(Dataset excerpts)
↓↓↓

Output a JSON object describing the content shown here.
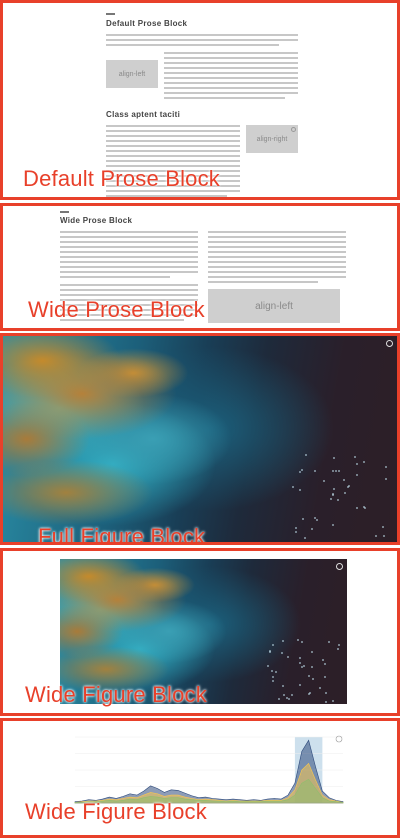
{
  "panels": [
    {
      "label": "Default Prose Block"
    },
    {
      "label": "Wide Prose Block"
    },
    {
      "label": "Full Figure Block"
    },
    {
      "label": "Wide Figure Block"
    },
    {
      "label": "Wide Figure Block"
    }
  ],
  "default_prose": {
    "heading": "Default Prose Block",
    "image_label": "align-left",
    "subheading": "Class aptent taciti",
    "image2_label": "align-right"
  },
  "wide_prose": {
    "heading": "Wide Prose Block",
    "image_label": "align-left"
  },
  "colors": {
    "accent": "#e8402a",
    "series": [
      "#2f4b7c",
      "#f9c74f",
      "#90be6d",
      "#43aa8b",
      "#f8961e",
      "#577590"
    ]
  },
  "chart_data": {
    "type": "area",
    "title": "",
    "xlabel": "",
    "ylabel": "",
    "ylim": [
      0,
      100
    ],
    "x": [
      0,
      1,
      2,
      3,
      4,
      5,
      6,
      7,
      8,
      9,
      10,
      11,
      12,
      13,
      14,
      15,
      16,
      17,
      18,
      19,
      20,
      21,
      22,
      23,
      24,
      25,
      26,
      27,
      28,
      29,
      30,
      31,
      32,
      33,
      34,
      35,
      36,
      37,
      38,
      39
    ],
    "series": [
      {
        "values": [
          2,
          3,
          5,
          4,
          6,
          9,
          7,
          10,
          14,
          12,
          18,
          26,
          22,
          16,
          20,
          19,
          15,
          11,
          8,
          9,
          7,
          6,
          5,
          6,
          5,
          4,
          5,
          4,
          6,
          7,
          6,
          12,
          30,
          78,
          95,
          55,
          18,
          8,
          4,
          2
        ]
      },
      {
        "values": [
          1,
          2,
          3,
          3,
          4,
          6,
          5,
          7,
          9,
          8,
          12,
          16,
          14,
          10,
          12,
          12,
          9,
          7,
          5,
          6,
          5,
          4,
          3,
          4,
          3,
          3,
          3,
          3,
          4,
          4,
          4,
          8,
          20,
          50,
          60,
          35,
          12,
          5,
          3,
          1
        ]
      },
      {
        "values": [
          1,
          1,
          2,
          2,
          3,
          4,
          3,
          4,
          6,
          5,
          8,
          10,
          9,
          7,
          8,
          8,
          6,
          5,
          4,
          4,
          3,
          3,
          2,
          3,
          2,
          2,
          2,
          2,
          3,
          3,
          3,
          5,
          12,
          30,
          36,
          22,
          8,
          3,
          2,
          1
        ]
      }
    ]
  }
}
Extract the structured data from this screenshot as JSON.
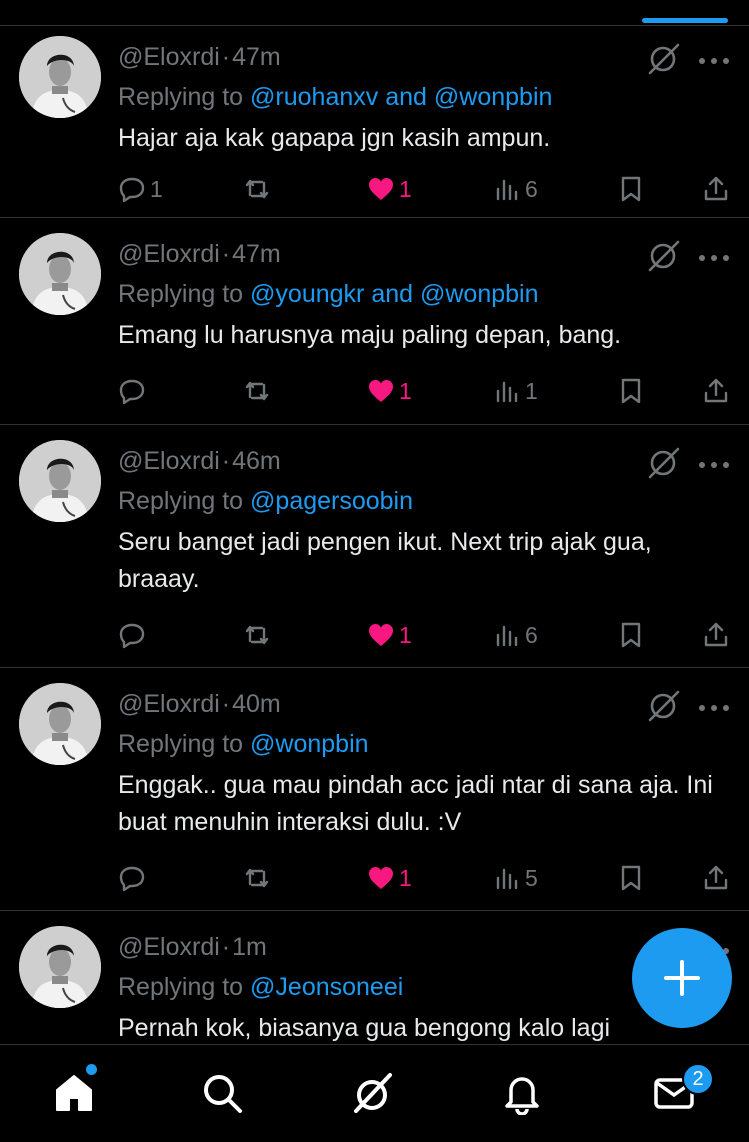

↑↑↑

REQUIRED WORK:
Restate the records word for word, omitting images.

ANSWER FOR THE TASK:
Output a JSON object describing the content shown here.
{
  "panels": [
    {
      "label": "Default Prose Block"
    },
    {
      "label": "Wide Prose Block"
    },
    {
      "label": "Full Figure Block"
    },
    {
      "label": "Wide Figure Block"
    },
    {
      "label": "Wide Figure Block"
    }
  ],
  "default_prose": {
    "heading": "Default Prose Block",
    "image_label": "align-left",
    "subheading": "Class aptent taciti",
    "image2_label": "align-right"
  },
  "wide_prose": {
    "heading": "Wide Prose Block",
    "image_label": "align-left"
  },
  "colors": {
    "accent": "#e8402a",
    "series": [
      "#2f4b7c",
      "#f9c74f",
      "#90be6d",
      "#43aa8b",
      "#f8961e",
      "#577590"
    ]
  },
  "chart_data": {
    "type": "area",
    "title": "",
    "xlabel": "",
    "ylabel": "",
    "ylim": [
      0,
      100
    ],
    "x": [
      0,
      1,
      2,
      3,
      4,
      5,
      6,
      7,
      8,
      9,
      10,
      11,
      12,
      13,
      14,
      15,
      16,
      17,
      18,
      19,
      20,
      21,
      22,
      23,
      24,
      25,
      26,
      27,
      28,
      29,
      30,
      31,
      32,
      33,
      34,
      35,
      36,
      37,
      38,
      39
    ],
    "series": [
      {
        "values": [
          2,
          3,
          5,
          4,
          6,
          9,
          7,
          10,
          14,
          12,
          18,
          26,
          22,
          16,
          20,
          19,
          15,
          11,
          8,
          9,
          7,
          6,
          5,
          6,
          5,
          4,
          5,
          4,
          6,
          7,
          6,
          12,
          30,
          78,
          95,
          55,
          18,
          8,
          4,
          2
        ]
      },
      {
        "values": [
          1,
          2,
          3,
          3,
          4,
          6,
          5,
          7,
          9,
          8,
          12,
          16,
          14,
          10,
          12,
          12,
          9,
          7,
          5,
          6,
          5,
          4,
          3,
          4,
          3,
          3,
          3,
          3,
          4,
          4,
          4,
          8,
          20,
          50,
          60,
          35,
          12,
          5,
          3,
          1
        ]
      },
      {
        "values": [
          1,
          1,
          2,
          2,
          3,
          4,
          3,
          4,
          6,
          5,
          8,
          10,
          9,
          7,
          8,
          8,
          6,
          5,
          4,
          4,
          3,
          3,
          2,
          3,
          2,
          2,
          2,
          2,
          3,
          3,
          3,
          5,
          12,
          30,
          36,
          22,
          8,
          3,
          2,
          1
        ]
      }
    ]
  }
}
Extract the structured data from this screenshot as JSON.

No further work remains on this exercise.